Repeat every line exactly, keeping the pictures out of the copy.

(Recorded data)
»»

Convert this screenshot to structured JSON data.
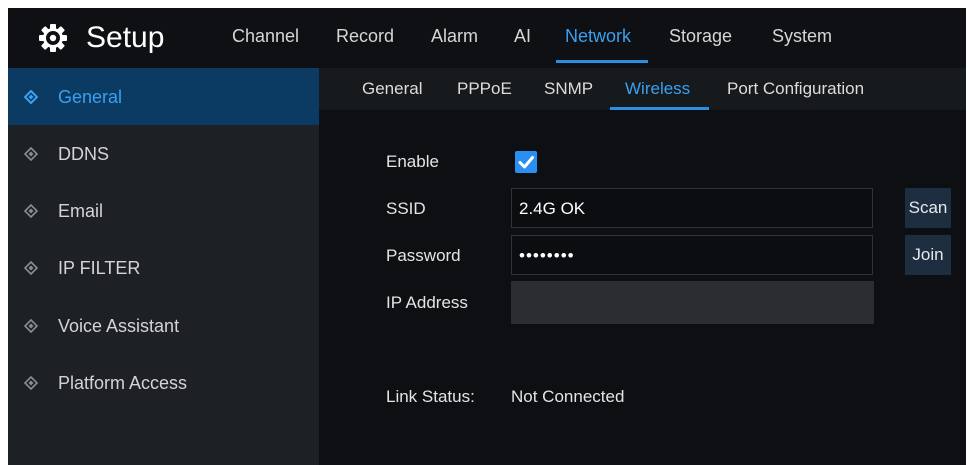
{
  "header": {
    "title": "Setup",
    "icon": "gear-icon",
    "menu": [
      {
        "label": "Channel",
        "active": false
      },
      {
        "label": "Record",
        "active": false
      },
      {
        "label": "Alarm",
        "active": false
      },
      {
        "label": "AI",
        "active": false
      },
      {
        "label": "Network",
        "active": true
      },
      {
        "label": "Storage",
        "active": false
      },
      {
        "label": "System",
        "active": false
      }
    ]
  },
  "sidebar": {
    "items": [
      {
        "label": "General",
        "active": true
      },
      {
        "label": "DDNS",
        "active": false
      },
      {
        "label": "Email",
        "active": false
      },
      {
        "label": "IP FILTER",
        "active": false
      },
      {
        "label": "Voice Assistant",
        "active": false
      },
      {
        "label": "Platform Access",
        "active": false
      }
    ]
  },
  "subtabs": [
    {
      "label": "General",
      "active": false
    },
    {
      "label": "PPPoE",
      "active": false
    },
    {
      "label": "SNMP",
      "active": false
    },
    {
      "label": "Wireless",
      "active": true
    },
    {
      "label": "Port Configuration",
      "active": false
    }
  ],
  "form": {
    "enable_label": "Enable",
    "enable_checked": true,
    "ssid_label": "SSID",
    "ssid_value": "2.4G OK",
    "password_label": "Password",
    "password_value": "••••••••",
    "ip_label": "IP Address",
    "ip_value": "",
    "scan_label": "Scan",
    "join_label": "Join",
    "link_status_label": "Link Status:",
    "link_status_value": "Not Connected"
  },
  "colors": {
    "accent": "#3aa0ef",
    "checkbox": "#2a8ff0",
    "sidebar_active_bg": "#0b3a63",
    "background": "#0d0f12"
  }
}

««

◆ FULL OUTPUT
Convert this screenshot to structured JSON data.
{
  "header": {
    "title": "Setup",
    "icon": "gear-icon",
    "menu": [
      {
        "label": "Channel",
        "active": false
      },
      {
        "label": "Record",
        "active": false
      },
      {
        "label": "Alarm",
        "active": false
      },
      {
        "label": "AI",
        "active": false
      },
      {
        "label": "Network",
        "active": true
      },
      {
        "label": "Storage",
        "active": false
      },
      {
        "label": "System",
        "active": false
      }
    ]
  },
  "sidebar": {
    "items": [
      {
        "label": "General",
        "active": true
      },
      {
        "label": "DDNS",
        "active": false
      },
      {
        "label": "Email",
        "active": false
      },
      {
        "label": "IP FILTER",
        "active": false
      },
      {
        "label": "Voice Assistant",
        "active": false
      },
      {
        "label": "Platform Access",
        "active": false
      }
    ]
  },
  "subtabs": [
    {
      "label": "General",
      "active": false
    },
    {
      "label": "PPPoE",
      "active": false
    },
    {
      "label": "SNMP",
      "active": false
    },
    {
      "label": "Wireless",
      "active": true
    },
    {
      "label": "Port Configuration",
      "active": false
    }
  ],
  "form": {
    "enable_label": "Enable",
    "enable_checked": true,
    "ssid_label": "SSID",
    "ssid_value": "2.4G OK",
    "password_label": "Password",
    "password_value": "••••••••",
    "ip_label": "IP Address",
    "ip_value": "",
    "scan_label": "Scan",
    "join_label": "Join",
    "link_status_label": "Link Status:",
    "link_status_value": "Not Connected"
  },
  "colors": {
    "accent": "#3aa0ef",
    "checkbox": "#2a8ff0",
    "sidebar_active_bg": "#0b3a63",
    "background": "#0d0f12"
  }
}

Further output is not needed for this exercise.